## Instructions to follow
Wherever "Standard" appears in a line, list that line.

[Begin Input rows]

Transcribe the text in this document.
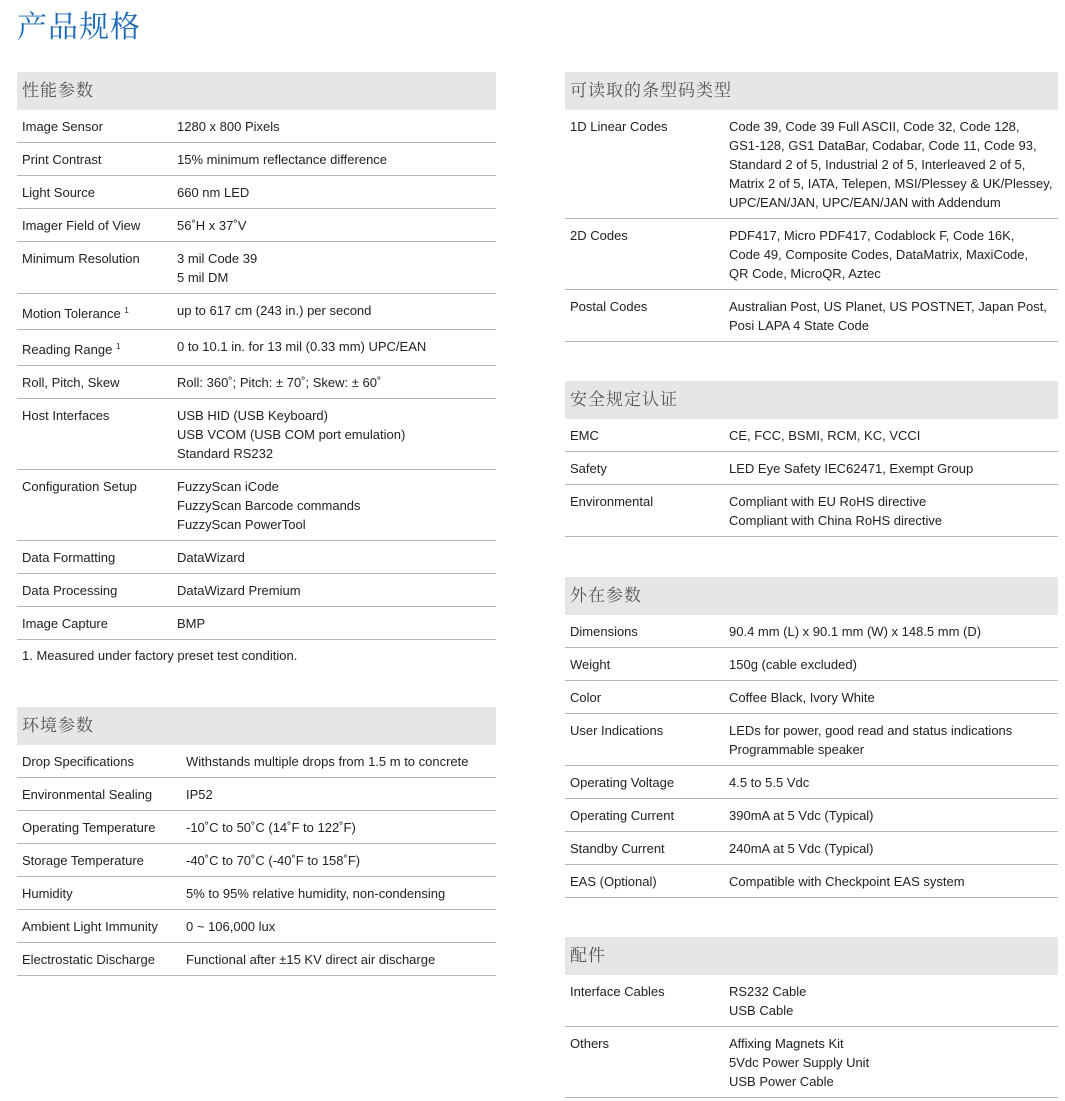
产品规格
性能参数
Image Sensor	1280 x 800 Pixels

Print Contrast	15% minimum reflectance difference

Light Source	660 nm LED

Imager Field of View	56˚H x 37˚V

Minimum Resolution	3 mil Code 39
5 mil DM

Motion Tolerance $^1$	up to 617 cm (243 in.) per second

Reading Range $^1$	0 to 10.1 in. for 13 mil (0.33 mm) UPC/EAN

Roll, Pitch, Skew	Roll: 360˚; Pitch: ± 70˚; Skew: ± 60˚

Host Interfaces	USB HID (USB Keyboard)
USB VCOM (USB COM port emulation)
Standard RS232

Configuration Setup	FuzzyScan iCode
FuzzyScan Barcode commands
FuzzyScan PowerTool

Data Formatting	DataWizard

Data Processing	DataWizard Premium

Image Capture	BMP
1. Measured under factory preset test condition.
环境参数
Drop Specifications	Withstands multiple drops from 1.5 m to concrete

Environmental Sealing	IP52

Operating Temperature	-10˚C to 50˚C (14˚F to 122˚F)

Storage Temperature	-40˚C to 70˚C (-40˚F to 158˚F)

Humidity	5% to 95% relative humidity, non-condensing

Ambient Light Immunity	0 ~ 106,000 lux

Electrostatic Discharge	Functional after ±15 KV direct air discharge
可读取的条型码类型
1D Linear Codes	Code 39, Code 39 Full ASCII, Code 32, Code 128,
GS1-128, GS1 DataBar, Codabar, Code 11, Code 93,
Standard 2 of 5, Industrial 2 of 5, Interleaved 2 of 5,
Matrix 2 of 5, IATA, Telepen, MSI/Plessey & UK/Plessey,
UPC/EAN/JAN, UPC/EAN/JAN with Addendum

2D Codes	PDF417, Micro PDF417, Codablock F, Code 16K,
Code 49, Composite Codes, DataMatrix, MaxiCode,
QR Code, MicroQR, Aztec

Postal Codes	Australian Post, US Planet, US POSTNET, Japan Post,
Posi LAPA 4 State Code
安全规定认证
EMC	CE, FCC, BSMI, RCM, KC, VCCI

Safety	LED Eye Safety IEC62471, Exempt Group

Environmental	Compliant with EU RoHS directive
Compliant with China RoHS directive
外在参数
Dimensions	90.4 mm (L) x 90.1 mm (W) x 148.5 mm (D)

Weight	150g (cable excluded)

Color	Coffee Black, Ivory White

User Indications	LEDs for power, good read and status indications
Programmable speaker

Operating Voltage	4.5 to 5.5 Vdc

Operating Current	390mA at 5 Vdc (Typical)

Standby Current	240mA at 5 Vdc (Typical)

EAS (Optional)	Compatible with Checkpoint EAS system
配件
Interface Cables	RS232 Cable
USB Cable

Others	Affixing Magnets Kit
5Vdc Power Supply Unit
USB Power Cable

[End Input rows]

## The reply
Standard RS232
Standard 2 of 5, Industrial 2 of 5, Interleaved 2 of 5,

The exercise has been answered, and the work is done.